■ Task instructions: Return every line of the material exactly.

Dataset items

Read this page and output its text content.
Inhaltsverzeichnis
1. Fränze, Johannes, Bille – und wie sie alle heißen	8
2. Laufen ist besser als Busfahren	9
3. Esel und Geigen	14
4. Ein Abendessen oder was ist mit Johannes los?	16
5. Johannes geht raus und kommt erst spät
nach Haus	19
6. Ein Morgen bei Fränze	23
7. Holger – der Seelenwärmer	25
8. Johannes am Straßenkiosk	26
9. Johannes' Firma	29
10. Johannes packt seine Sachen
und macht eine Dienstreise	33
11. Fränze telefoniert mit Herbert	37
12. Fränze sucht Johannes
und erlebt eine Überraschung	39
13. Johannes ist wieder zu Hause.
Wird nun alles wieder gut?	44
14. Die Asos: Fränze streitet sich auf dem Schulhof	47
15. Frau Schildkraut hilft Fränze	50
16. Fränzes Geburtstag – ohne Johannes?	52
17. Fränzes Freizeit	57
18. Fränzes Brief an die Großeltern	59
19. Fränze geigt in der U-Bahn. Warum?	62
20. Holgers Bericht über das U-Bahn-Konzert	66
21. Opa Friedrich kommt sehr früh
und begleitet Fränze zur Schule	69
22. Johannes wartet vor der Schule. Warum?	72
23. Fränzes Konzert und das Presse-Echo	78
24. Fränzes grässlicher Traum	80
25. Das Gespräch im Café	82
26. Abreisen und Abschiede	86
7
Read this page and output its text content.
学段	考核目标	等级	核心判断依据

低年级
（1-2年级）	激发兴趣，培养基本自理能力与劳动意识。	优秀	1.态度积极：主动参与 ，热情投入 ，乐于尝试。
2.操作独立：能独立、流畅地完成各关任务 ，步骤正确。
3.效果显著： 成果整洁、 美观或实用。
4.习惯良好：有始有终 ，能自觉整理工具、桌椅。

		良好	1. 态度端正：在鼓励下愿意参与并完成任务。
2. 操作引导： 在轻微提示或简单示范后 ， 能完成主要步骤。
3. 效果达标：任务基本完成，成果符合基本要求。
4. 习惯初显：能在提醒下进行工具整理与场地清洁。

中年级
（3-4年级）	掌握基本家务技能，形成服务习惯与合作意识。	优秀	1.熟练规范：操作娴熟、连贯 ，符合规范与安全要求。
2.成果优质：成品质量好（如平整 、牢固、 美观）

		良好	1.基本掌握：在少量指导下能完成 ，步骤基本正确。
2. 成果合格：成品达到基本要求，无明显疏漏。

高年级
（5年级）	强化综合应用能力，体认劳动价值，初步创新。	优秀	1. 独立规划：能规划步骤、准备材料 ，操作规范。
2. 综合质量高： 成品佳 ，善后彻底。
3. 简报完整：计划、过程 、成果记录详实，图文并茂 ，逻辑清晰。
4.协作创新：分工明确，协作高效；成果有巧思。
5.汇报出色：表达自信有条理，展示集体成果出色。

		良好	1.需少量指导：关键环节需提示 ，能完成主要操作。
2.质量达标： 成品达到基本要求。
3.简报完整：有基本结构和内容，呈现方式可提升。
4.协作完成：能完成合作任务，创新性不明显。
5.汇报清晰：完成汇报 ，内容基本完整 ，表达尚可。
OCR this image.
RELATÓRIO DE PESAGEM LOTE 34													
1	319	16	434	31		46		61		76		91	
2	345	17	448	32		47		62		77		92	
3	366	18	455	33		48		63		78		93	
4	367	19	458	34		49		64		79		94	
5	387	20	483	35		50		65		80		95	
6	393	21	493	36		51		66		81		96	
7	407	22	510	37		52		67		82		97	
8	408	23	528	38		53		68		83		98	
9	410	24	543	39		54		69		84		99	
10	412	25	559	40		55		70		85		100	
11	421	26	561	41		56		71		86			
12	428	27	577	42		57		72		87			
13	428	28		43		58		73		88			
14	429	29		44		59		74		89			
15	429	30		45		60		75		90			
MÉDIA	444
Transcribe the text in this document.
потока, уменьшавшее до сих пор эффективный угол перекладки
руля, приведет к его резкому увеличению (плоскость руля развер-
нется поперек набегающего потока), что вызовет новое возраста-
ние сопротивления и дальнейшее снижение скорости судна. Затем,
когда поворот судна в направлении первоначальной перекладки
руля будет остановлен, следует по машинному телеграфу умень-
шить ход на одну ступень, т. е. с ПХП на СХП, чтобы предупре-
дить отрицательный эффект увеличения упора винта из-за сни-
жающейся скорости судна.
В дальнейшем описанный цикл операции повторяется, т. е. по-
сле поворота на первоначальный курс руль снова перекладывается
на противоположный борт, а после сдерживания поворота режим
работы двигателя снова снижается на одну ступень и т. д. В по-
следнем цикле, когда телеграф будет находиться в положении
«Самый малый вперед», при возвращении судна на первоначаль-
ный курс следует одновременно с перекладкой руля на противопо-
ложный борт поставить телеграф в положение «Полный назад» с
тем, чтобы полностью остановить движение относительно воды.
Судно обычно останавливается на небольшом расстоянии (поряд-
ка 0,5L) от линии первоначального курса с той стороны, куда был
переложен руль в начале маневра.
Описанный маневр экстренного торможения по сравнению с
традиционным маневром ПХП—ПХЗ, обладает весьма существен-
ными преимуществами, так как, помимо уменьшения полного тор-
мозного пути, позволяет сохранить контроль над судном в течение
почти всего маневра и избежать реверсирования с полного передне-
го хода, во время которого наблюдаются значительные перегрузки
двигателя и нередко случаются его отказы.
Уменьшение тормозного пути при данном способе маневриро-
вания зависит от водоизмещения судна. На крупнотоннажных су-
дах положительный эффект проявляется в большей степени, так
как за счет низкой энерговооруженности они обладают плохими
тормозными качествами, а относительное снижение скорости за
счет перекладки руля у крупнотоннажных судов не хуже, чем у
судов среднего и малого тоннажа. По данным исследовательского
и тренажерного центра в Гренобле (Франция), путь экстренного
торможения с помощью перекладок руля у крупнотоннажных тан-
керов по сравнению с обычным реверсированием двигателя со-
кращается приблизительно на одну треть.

■ Written solution:
Read this page and output its text content.
Inhaltsverzeichnis
1. Fränze, Johannes, Bille – und wie sie alle heißen	8
2. Laufen ist besser als Busfahren	9
3. Esel und Geigen	14
4. Ein Abendessen oder was ist mit Johannes los?	16
5. Johannes geht raus und kommt erst spät
nach Haus	19
6. Ein Morgen bei Fränze	23
7. Holger – der Seelenwärmer	25
8. Johannes am Straßenkiosk	26
9. Johannes' Firma	29
10. Johannes packt seine Sachen
und macht eine Dienstreise	33
11. Fränze telefoniert mit Herbert	37
12. Fränze sucht Johannes
und erlebt eine Überraschung	39
13. Johannes ist wieder zu Hause.
Wird nun alles wieder gut?	44
14. Die Asos: Fränze streitet sich auf dem Schulhof	47
15. Frau Schildkraut hilft Fränze	50
16. Fränzes Geburtstag – ohne Johannes?	52
17. Fränzes Freizeit	57
18. Fränzes Brief an die Großeltern	59
19. Fränze geigt in der U-Bahn. Warum?	62
20. Holgers Bericht über das U-Bahn-Konzert	66
21. Opa Friedrich kommt sehr früh
und begleitet Fränze zur Schule	69
22. Johannes wartet vor der Schule. Warum?	72
23. Fränzes Konzert und das Presse-Echo	78
24. Fränzes grässlicher Traum	80
25. Das Gespräch im Café	82
26. Abreisen und Abschiede	86
7
Read this page and output its text content.
学段	考核目标	等级	核心判断依据

低年级
（1-2年级）	激发兴趣，培养基本自理能力与劳动意识。	优秀	1.态度积极：主动参与 ，热情投入 ，乐于尝试。
2.操作独立：能独立、流畅地完成各关任务 ，步骤正确。
3.效果显著： 成果整洁、 美观或实用。
4.习惯良好：有始有终 ，能自觉整理工具、桌椅。

		良好	1. 态度端正：在鼓励下愿意参与并完成任务。
2. 操作引导： 在轻微提示或简单示范后 ， 能完成主要步骤。
3. 效果达标：任务基本完成，成果符合基本要求。
4. 习惯初显：能在提醒下进行工具整理与场地清洁。

中年级
（3-4年级）	掌握基本家务技能，形成服务习惯与合作意识。	优秀	1.熟练规范：操作娴熟、连贯 ，符合规范与安全要求。
2.成果优质：成品质量好（如平整 、牢固、 美观）

		良好	1.基本掌握：在少量指导下能完成 ，步骤基本正确。
2. 成果合格：成品达到基本要求，无明显疏漏。

高年级
（5年级）	强化综合应用能力，体认劳动价值，初步创新。	优秀	1. 独立规划：能规划步骤、准备材料 ，操作规范。
2. 综合质量高： 成品佳 ，善后彻底。
3. 简报完整：计划、过程 、成果记录详实，图文并茂 ，逻辑清晰。
4.协作创新：分工明确，协作高效；成果有巧思。
5.汇报出色：表达自信有条理，展示集体成果出色。

		良好	1.需少量指导：关键环节需提示 ，能完成主要操作。
2.质量达标： 成品达到基本要求。
3.简报完整：有基本结构和内容，呈现方式可提升。
4.协作完成：能完成合作任务，创新性不明显。
5.汇报清晰：完成汇报 ，内容基本完整 ，表达尚可。
OCR this image.
RELATÓRIO DE PESAGEM LOTE 34													
1	319	16	434	31		46		61		76		91	
2	345	17	448	32		47		62		77		92	
3	366	18	455	33		48		63		78		93	
4	367	19	458	34		49		64		79		94	
5	387	20	483	35		50		65		80		95	
6	393	21	493	36		51		66		81		96	
7	407	22	510	37		52		67		82		97	
8	408	23	528	38		53		68		83		98	
9	410	24	543	39		54		69		84		99	
10	412	25	559	40		55		70		85		100	
11	421	26	561	41		56		71		86			
12	428	27	577	42		57		72		87			
13	428	28		43		58		73		88			
14	429	29		44		59		74		89			
15	429	30		45		60		75		90			
MÉDIA	444
Transcribe the text in this document.
потока, уменьшавшее до сих пор эффективный угол перекладки
руля, приведет к его резкому увеличению (плоскость руля развер-
нется поперек набегающего потока), что вызовет новое возраста-
ние сопротивления и дальнейшее снижение скорости судна. Затем,
когда поворот судна в направлении первоначальной перекладки
руля будет остановлен, следует по машинному телеграфу умень-
шить ход на одну ступень, т. е. с ПХП на СХП, чтобы предупре-
дить отрицательный эффект увеличения упора винта из-за сни-
жающейся скорости судна.
В дальнейшем описанный цикл операции повторяется, т. е. по-
сле поворота на первоначальный курс руль снова перекладывается
на противоположный борт, а после сдерживания поворота режим
работы двигателя снова снижается на одну ступень и т. д. В по-
следнем цикле, когда телеграф будет находиться в положении
«Самый малый вперед», при возвращении судна на первоначаль-
ный курс следует одновременно с перекладкой руля на противопо-
ложный борт поставить телеграф в положение «Полный назад» с
тем, чтобы полностью остановить движение относительно воды.
Судно обычно останавливается на небольшом расстоянии (поряд-
ка 0,5L) от линии первоначального курса с той стороны, куда был
переложен руль в начале маневра.
Описанный маневр экстренного торможения по сравнению с
традиционным маневром ПХП—ПХЗ, обладает весьма существен-
ными преимуществами, так как, помимо уменьшения полного тор-
мозного пути, позволяет сохранить контроль над судном в течение
почти всего маневра и избежать реверсирования с полного передне-
го хода, во время которого наблюдаются значительные перегрузки
двигателя и нередко случаются его отказы.
Уменьшение тормозного пути при данном способе маневриро-
вания зависит от водоизмещения судна. На крупнотоннажных су-
дах положительный эффект проявляется в большей степени, так
как за счет низкой энерговооруженности они обладают плохими
тормозными качествами, а относительное снижение скорости за
счет перекладки руля у крупнотоннажных судов не хуже, чем у
судов среднего и малого тоннажа. По данным исследовательского
и тренажерного центра в Гренобле (Франция), путь экстренного
торможения с помощью перекладок руля у крупнотоннажных тан-
керов по сравнению с обычным реверсированием двигателя со-
кращается приблизительно на одну треть.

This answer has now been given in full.